What you have to do: Gather up every line from the entries below that uses the word "بعينه".

==*==

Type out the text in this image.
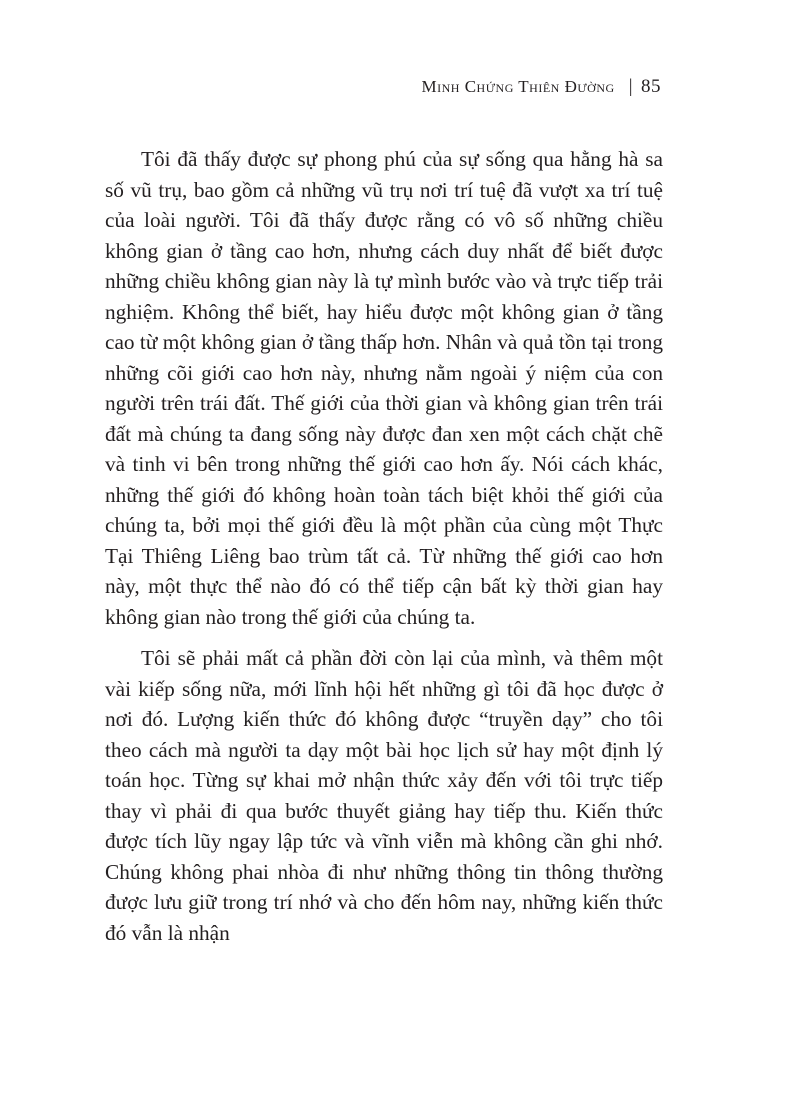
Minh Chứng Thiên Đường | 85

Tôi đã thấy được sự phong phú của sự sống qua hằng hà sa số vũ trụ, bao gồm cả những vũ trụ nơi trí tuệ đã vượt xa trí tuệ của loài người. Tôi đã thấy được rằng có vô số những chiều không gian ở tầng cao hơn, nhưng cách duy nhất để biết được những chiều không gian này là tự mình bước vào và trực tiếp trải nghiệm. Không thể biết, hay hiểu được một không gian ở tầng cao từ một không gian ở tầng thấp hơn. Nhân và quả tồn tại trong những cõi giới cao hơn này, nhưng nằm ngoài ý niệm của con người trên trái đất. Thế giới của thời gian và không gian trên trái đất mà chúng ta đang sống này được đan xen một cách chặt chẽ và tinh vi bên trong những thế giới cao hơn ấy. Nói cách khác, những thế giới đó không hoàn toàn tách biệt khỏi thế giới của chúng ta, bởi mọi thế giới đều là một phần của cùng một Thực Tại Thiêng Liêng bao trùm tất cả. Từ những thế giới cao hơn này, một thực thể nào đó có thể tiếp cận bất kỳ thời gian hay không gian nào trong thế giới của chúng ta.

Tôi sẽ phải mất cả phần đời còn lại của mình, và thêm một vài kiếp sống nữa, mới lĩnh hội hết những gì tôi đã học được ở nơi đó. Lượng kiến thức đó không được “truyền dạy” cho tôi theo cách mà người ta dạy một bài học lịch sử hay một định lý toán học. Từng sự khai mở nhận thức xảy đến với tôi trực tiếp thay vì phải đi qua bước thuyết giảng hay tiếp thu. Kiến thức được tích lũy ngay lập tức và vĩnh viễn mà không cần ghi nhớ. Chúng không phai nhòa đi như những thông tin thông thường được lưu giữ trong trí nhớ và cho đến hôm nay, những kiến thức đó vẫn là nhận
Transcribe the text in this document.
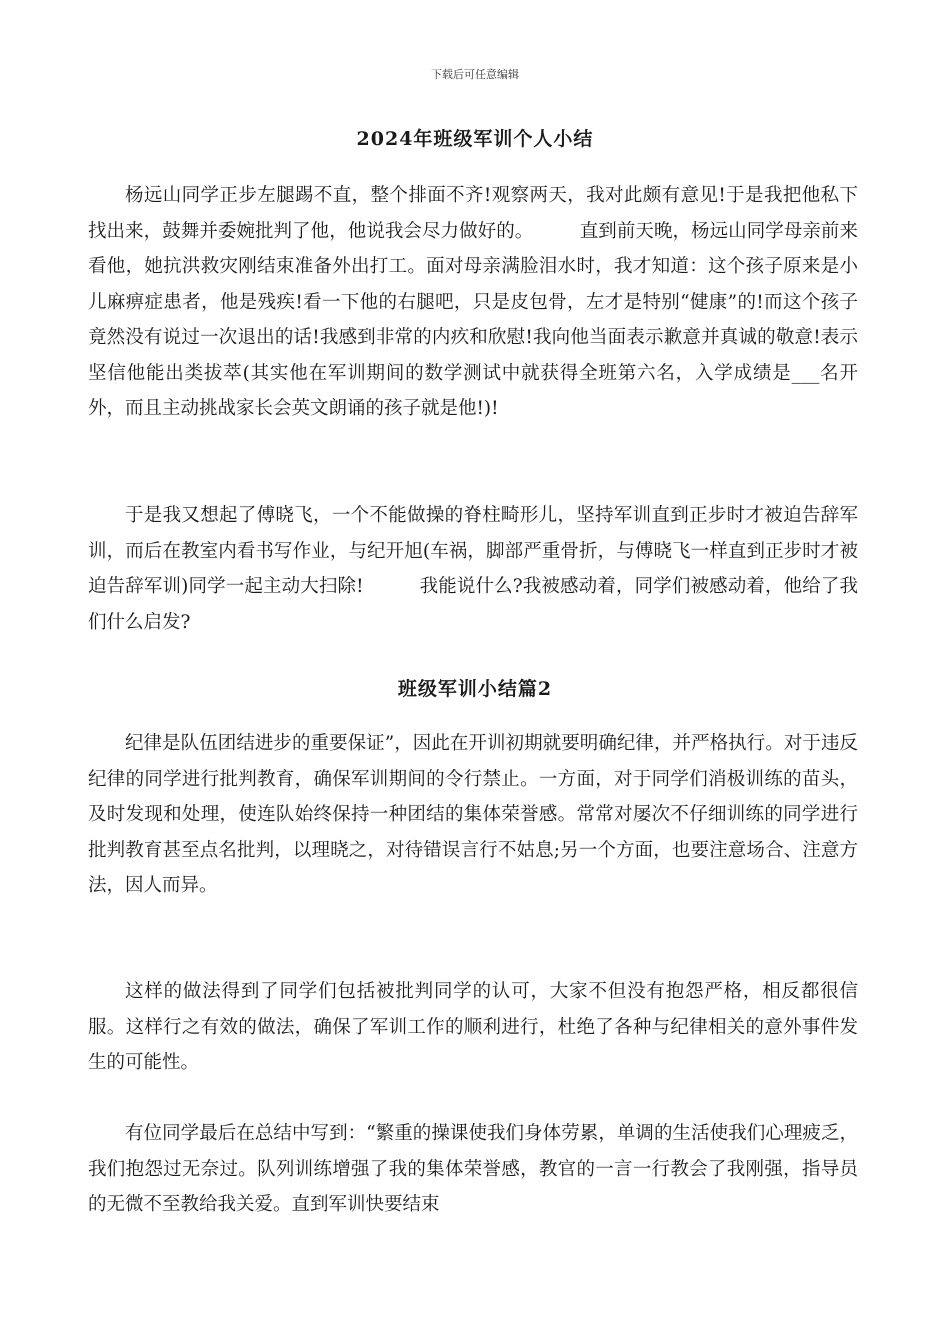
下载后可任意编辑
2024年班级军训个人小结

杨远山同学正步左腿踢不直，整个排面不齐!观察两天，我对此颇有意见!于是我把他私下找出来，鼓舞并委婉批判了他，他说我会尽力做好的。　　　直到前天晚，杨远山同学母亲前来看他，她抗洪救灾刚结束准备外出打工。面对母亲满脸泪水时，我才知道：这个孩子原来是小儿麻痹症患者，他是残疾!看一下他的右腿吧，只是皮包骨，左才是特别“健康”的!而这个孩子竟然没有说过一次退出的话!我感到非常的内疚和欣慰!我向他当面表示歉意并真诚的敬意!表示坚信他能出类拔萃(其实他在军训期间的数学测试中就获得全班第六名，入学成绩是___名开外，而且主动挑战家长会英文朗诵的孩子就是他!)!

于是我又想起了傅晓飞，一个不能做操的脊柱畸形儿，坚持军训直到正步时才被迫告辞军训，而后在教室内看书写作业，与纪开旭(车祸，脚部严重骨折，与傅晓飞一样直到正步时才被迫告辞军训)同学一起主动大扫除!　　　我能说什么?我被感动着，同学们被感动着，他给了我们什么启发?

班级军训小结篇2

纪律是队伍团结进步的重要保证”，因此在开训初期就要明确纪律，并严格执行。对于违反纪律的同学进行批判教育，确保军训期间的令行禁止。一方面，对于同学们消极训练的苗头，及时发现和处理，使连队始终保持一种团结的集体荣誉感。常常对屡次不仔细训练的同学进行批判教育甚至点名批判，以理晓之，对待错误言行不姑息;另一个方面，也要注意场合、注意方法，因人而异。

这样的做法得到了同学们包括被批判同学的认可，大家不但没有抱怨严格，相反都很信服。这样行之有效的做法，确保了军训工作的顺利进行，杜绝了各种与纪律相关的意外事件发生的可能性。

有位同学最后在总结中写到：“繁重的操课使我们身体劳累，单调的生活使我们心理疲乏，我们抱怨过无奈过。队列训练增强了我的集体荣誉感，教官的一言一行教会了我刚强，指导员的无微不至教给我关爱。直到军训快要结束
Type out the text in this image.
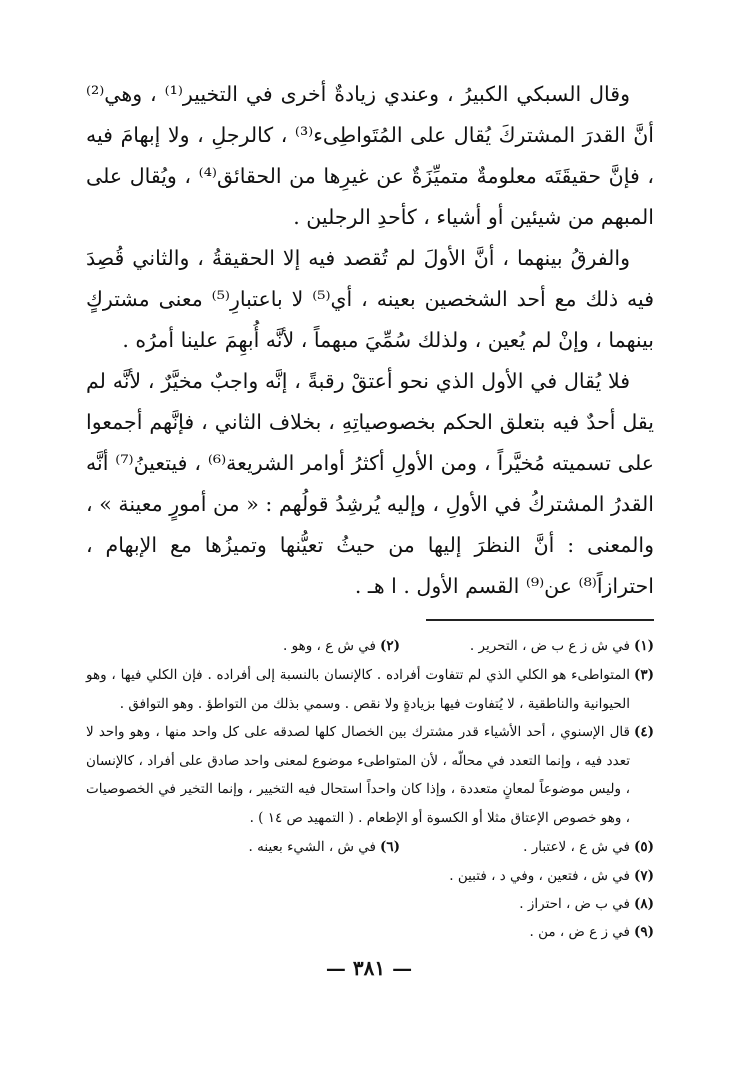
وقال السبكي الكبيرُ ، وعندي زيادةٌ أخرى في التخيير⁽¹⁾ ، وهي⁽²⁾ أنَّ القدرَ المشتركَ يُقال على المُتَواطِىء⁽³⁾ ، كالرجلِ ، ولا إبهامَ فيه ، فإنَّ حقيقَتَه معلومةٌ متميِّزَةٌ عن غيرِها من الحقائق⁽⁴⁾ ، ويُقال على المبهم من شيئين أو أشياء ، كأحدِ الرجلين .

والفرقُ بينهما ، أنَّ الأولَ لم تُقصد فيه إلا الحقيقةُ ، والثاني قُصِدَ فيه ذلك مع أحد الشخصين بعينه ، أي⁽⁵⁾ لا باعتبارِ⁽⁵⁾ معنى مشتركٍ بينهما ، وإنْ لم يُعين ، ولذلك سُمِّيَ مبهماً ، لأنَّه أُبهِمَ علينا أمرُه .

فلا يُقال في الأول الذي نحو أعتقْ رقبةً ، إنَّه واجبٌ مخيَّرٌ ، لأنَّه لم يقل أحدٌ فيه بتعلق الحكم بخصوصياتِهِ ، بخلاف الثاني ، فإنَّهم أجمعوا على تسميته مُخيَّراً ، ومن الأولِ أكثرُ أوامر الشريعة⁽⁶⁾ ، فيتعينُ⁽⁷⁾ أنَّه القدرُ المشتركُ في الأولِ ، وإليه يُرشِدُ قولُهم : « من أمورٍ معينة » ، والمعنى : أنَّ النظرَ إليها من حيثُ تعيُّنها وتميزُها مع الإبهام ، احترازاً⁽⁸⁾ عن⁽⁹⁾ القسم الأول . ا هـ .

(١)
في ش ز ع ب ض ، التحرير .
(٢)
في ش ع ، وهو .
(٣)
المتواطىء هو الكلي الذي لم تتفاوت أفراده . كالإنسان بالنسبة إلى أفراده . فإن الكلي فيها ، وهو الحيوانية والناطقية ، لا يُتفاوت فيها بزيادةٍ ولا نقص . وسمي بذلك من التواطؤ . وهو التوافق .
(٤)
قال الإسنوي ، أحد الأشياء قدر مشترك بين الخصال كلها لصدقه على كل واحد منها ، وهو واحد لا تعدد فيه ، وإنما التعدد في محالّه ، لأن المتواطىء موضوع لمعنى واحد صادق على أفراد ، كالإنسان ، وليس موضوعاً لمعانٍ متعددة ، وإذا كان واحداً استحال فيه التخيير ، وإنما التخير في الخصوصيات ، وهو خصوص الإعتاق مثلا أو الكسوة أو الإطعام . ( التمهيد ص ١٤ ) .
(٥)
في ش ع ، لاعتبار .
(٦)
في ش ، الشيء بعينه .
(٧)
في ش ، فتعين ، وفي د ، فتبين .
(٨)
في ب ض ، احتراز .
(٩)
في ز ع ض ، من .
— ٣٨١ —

==*==

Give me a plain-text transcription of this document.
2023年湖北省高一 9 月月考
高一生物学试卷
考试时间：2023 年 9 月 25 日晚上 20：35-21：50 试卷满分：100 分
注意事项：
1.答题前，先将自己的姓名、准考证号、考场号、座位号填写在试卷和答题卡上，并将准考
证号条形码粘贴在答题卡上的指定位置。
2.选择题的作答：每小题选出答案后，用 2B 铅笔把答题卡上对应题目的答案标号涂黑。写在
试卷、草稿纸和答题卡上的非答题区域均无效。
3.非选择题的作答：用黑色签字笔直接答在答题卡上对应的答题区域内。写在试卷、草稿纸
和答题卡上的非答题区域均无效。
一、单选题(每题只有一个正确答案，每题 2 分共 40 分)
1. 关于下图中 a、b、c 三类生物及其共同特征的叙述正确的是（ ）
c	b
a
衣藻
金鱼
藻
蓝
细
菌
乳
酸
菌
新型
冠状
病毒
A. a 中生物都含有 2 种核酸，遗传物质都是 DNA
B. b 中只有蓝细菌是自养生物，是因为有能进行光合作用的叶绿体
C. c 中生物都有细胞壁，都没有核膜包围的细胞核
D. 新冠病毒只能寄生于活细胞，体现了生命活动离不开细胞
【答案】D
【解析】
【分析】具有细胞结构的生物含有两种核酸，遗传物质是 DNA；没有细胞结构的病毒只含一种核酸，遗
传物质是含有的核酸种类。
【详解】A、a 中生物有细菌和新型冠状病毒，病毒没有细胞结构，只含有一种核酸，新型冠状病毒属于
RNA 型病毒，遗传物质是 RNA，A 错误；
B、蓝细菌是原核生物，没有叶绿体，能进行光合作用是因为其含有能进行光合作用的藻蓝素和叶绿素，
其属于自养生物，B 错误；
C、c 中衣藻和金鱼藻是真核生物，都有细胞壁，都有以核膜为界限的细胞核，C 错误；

==*==

The answer:
والفرقُ بينهما ، أنَّ الأولَ لم تُقصد فيه إلا الحقيقةُ ، والثاني قُصِدَ فيه ذلك مع أحد الشخصين بعينه ، أي⁽⁵⁾ لا باعتبارِ⁽⁵⁾ معنى مشتركٍ بينهما ، وإنْ لم يُعين ، ولذلك سُمِّيَ مبهماً ، لأنَّه أُبهِمَ علينا أمرُه .
في ش ، الشيء بعينه .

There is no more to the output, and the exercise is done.